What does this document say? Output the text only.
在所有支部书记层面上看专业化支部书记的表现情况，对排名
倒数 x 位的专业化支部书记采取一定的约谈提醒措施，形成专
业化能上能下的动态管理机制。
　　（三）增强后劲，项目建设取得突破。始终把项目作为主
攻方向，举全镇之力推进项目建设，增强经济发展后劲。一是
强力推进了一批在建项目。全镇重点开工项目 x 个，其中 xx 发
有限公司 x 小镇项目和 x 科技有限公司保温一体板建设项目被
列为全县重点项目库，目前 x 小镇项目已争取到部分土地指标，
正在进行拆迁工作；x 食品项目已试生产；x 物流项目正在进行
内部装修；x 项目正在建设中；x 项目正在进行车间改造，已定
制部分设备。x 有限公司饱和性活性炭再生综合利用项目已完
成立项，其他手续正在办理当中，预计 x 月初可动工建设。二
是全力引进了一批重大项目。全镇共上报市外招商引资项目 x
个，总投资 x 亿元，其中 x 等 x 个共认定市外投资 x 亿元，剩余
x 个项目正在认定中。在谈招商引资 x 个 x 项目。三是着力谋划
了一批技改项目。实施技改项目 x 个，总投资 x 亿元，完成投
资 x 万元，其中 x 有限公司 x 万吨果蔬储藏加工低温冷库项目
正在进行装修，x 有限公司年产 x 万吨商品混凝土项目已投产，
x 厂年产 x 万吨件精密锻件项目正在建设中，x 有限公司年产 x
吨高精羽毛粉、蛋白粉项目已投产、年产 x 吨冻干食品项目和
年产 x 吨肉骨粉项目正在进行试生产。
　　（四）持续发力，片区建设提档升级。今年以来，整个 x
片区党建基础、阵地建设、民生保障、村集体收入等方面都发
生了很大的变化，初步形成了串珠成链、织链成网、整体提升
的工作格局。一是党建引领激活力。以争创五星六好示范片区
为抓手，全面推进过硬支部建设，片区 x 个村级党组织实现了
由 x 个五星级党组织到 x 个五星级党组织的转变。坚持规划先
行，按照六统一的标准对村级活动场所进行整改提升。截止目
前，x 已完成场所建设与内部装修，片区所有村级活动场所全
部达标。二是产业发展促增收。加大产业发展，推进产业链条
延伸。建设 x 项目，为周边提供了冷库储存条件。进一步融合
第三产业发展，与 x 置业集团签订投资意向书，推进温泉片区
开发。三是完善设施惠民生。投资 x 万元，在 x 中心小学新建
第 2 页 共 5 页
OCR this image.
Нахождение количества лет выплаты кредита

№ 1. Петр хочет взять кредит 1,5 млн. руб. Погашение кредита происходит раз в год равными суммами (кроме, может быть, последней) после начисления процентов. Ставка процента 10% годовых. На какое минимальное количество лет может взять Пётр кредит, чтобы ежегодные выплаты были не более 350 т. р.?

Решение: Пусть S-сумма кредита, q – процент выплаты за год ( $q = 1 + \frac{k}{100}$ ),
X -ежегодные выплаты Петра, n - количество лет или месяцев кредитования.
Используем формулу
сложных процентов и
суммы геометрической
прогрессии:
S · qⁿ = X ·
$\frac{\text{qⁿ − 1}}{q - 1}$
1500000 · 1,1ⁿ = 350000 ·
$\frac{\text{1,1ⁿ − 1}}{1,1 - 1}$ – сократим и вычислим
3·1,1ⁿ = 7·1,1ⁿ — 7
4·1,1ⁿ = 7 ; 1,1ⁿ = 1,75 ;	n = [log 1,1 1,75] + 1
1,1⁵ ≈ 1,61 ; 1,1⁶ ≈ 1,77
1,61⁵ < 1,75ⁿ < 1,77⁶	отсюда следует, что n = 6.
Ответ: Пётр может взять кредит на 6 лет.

* * * * * * *

__Set exercise__. Write every entry out again exactly.

__The reply__.
What does this document say? Output the text only.
在所有支部书记层面上看专业化支部书记的表现情况，对排名
倒数 x 位的专业化支部书记采取一定的约谈提醒措施，形成专
业化能上能下的动态管理机制。
　　（三）增强后劲，项目建设取得突破。始终把项目作为主
攻方向，举全镇之力推进项目建设，增强经济发展后劲。一是
强力推进了一批在建项目。全镇重点开工项目 x 个，其中 xx 发
有限公司 x 小镇项目和 x 科技有限公司保温一体板建设项目被
列为全县重点项目库，目前 x 小镇项目已争取到部分土地指标，
正在进行拆迁工作；x 食品项目已试生产；x 物流项目正在进行
内部装修；x 项目正在建设中；x 项目正在进行车间改造，已定
制部分设备。x 有限公司饱和性活性炭再生综合利用项目已完
成立项，其他手续正在办理当中，预计 x 月初可动工建设。二
是全力引进了一批重大项目。全镇共上报市外招商引资项目 x
个，总投资 x 亿元，其中 x 等 x 个共认定市外投资 x 亿元，剩余
x 个项目正在认定中。在谈招商引资 x 个 x 项目。三是着力谋划
了一批技改项目。实施技改项目 x 个，总投资 x 亿元，完成投
资 x 万元，其中 x 有限公司 x 万吨果蔬储藏加工低温冷库项目
正在进行装修，x 有限公司年产 x 万吨商品混凝土项目已投产，
x 厂年产 x 万吨件精密锻件项目正在建设中，x 有限公司年产 x
吨高精羽毛粉、蛋白粉项目已投产、年产 x 吨冻干食品项目和
年产 x 吨肉骨粉项目正在进行试生产。
　　（四）持续发力，片区建设提档升级。今年以来，整个 x
片区党建基础、阵地建设、民生保障、村集体收入等方面都发
生了很大的变化，初步形成了串珠成链、织链成网、整体提升
的工作格局。一是党建引领激活力。以争创五星六好示范片区
为抓手，全面推进过硬支部建设，片区 x 个村级党组织实现了
由 x 个五星级党组织到 x 个五星级党组织的转变。坚持规划先
行，按照六统一的标准对村级活动场所进行整改提升。截止目
前，x 已完成场所建设与内部装修，片区所有村级活动场所全
部达标。二是产业发展促增收。加大产业发展，推进产业链条
延伸。建设 x 项目，为周边提供了冷库储存条件。进一步融合
第三产业发展，与 x 置业集团签订投资意向书，推进温泉片区
开发。三是完善设施惠民生。投资 x 万元，在 x 中心小学新建
第 2 页 共 5 页
OCR this image.
Нахождение количества лет выплаты кредита

№ 1. Петр хочет взять кредит 1,5 млн. руб. Погашение кредита происходит раз в год равными суммами (кроме, может быть, последней) после начисления процентов. Ставка процента 10% годовых. На какое минимальное количество лет может взять Пётр кредит, чтобы ежегодные выплаты были не более 350 т. р.?

Решение: Пусть S-сумма кредита, q – процент выплаты за год ( $q = 1 + \frac{k}{100}$ ),
X -ежегодные выплаты Петра, n - количество лет или месяцев кредитования.
Используем формулу
сложных процентов и
суммы геометрической
прогрессии:
S · qⁿ = X ·
$\frac{\text{qⁿ − 1}}{q - 1}$
1500000 · 1,1ⁿ = 350000 ·
$\frac{\text{1,1ⁿ − 1}}{1,1 - 1}$ – сократим и вычислим
3·1,1ⁿ = 7·1,1ⁿ — 7
4·1,1ⁿ = 7 ; 1,1ⁿ = 1,75 ;	n = [log 1,1 1,75] + 1
1,1⁵ ≈ 1,61 ; 1,1⁶ ≈ 1,77
1,61⁵ < 1,75ⁿ < 1,77⁶	отсюда следует, что n = 6.
Ответ: Пётр может взять кредит на 6 лет.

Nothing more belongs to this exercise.